TASK TO CARRY OUT - Go through the entries below and pick out every line with "because".

DATA TO USE -
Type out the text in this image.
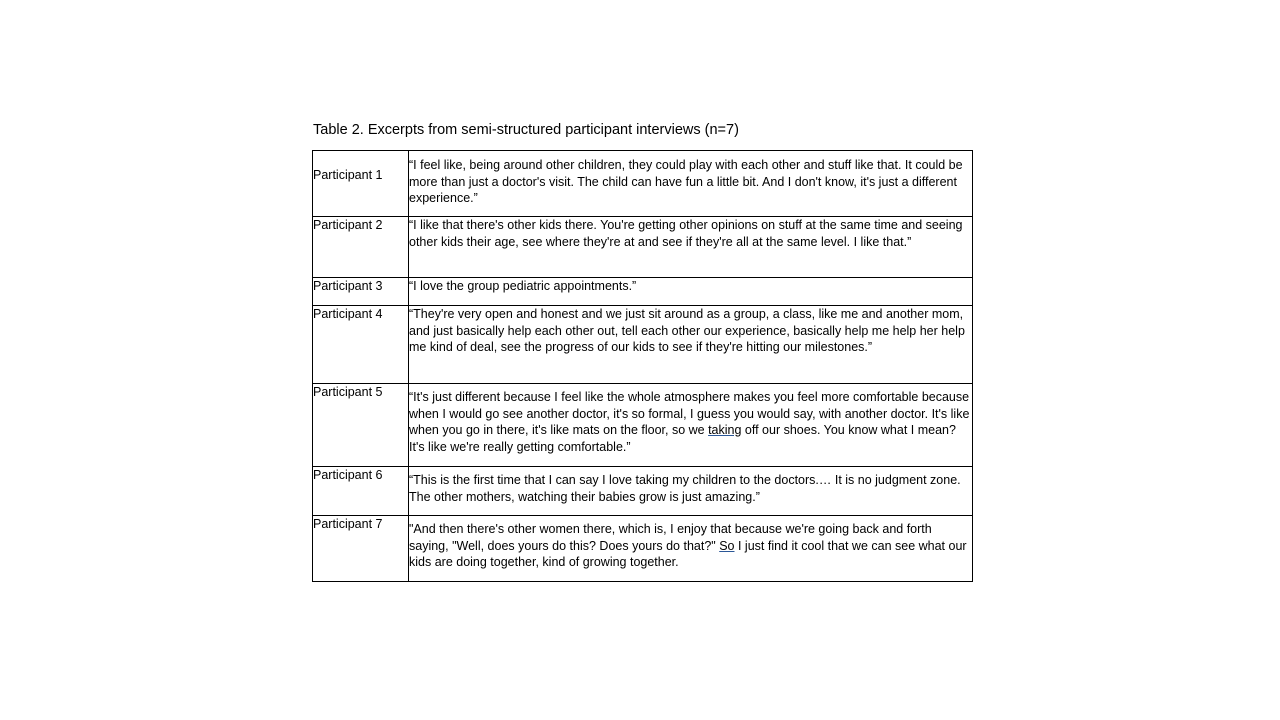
Table 2. Excerpts from semi-structured participant interviews (n=7)
Participant 1	“I feel like, being around other children, they could play with each other and stuff like that. It could be more than just a doctor's visit. The child can have fun a little bit. And I don't know, it's just a different experience.”
Participant 2	“I like that there's other kids there. You're getting other opinions on stuff at the same time and seeing other kids their age, see where they're at and see if they're all at the same level. I like that.”
Participant 3	“I love the group pediatric appointments.”
Participant 4	“They're very open and honest and we just sit around as a group, a class, like me and another mom, and just basically help each other out, tell each other our experience, basically help me help her help me kind of deal, see the progress of our kids to see if they're hitting our milestones.”
Participant 5	“It's just different because I feel like the whole atmosphere makes you feel more comfortable because when I would go see another doctor, it's so formal, I guess you would say, with another doctor. It's like when you go in there, it's like mats on the floor, so we taking off our shoes. You know what I mean? It's like we're really getting comfortable.”
Participant 6	“This is the first time that I can say I love taking my children to the doctors.… It is no judgment zone. The other mothers, watching their babies grow is just amazing.”
Participant 7	"And then there's other women there, which is, I enjoy that because we're going back and forth saying, "Well, does yours do this? Does yours do that?" So I just find it cool that we can see what our kids are doing together, kind of growing together.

WORKED ANSWER -
Participant 5	“It's just different because I feel like the whole atmosphere makes you feel more comfortable because when I would go see another doctor, it's so formal, I guess you would say, with another doctor. It's like when you go in there, it's like mats on the floor, so we taking off our shoes. You know what I mean? It's like we're really getting comfortable.”
Participant 7	"And then there's other women there, which is, I enjoy that because we're going back and forth saying, "Well, does yours do this? Does yours do that?" So I just find it cool that we can see what our kids are doing together, kind of growing together.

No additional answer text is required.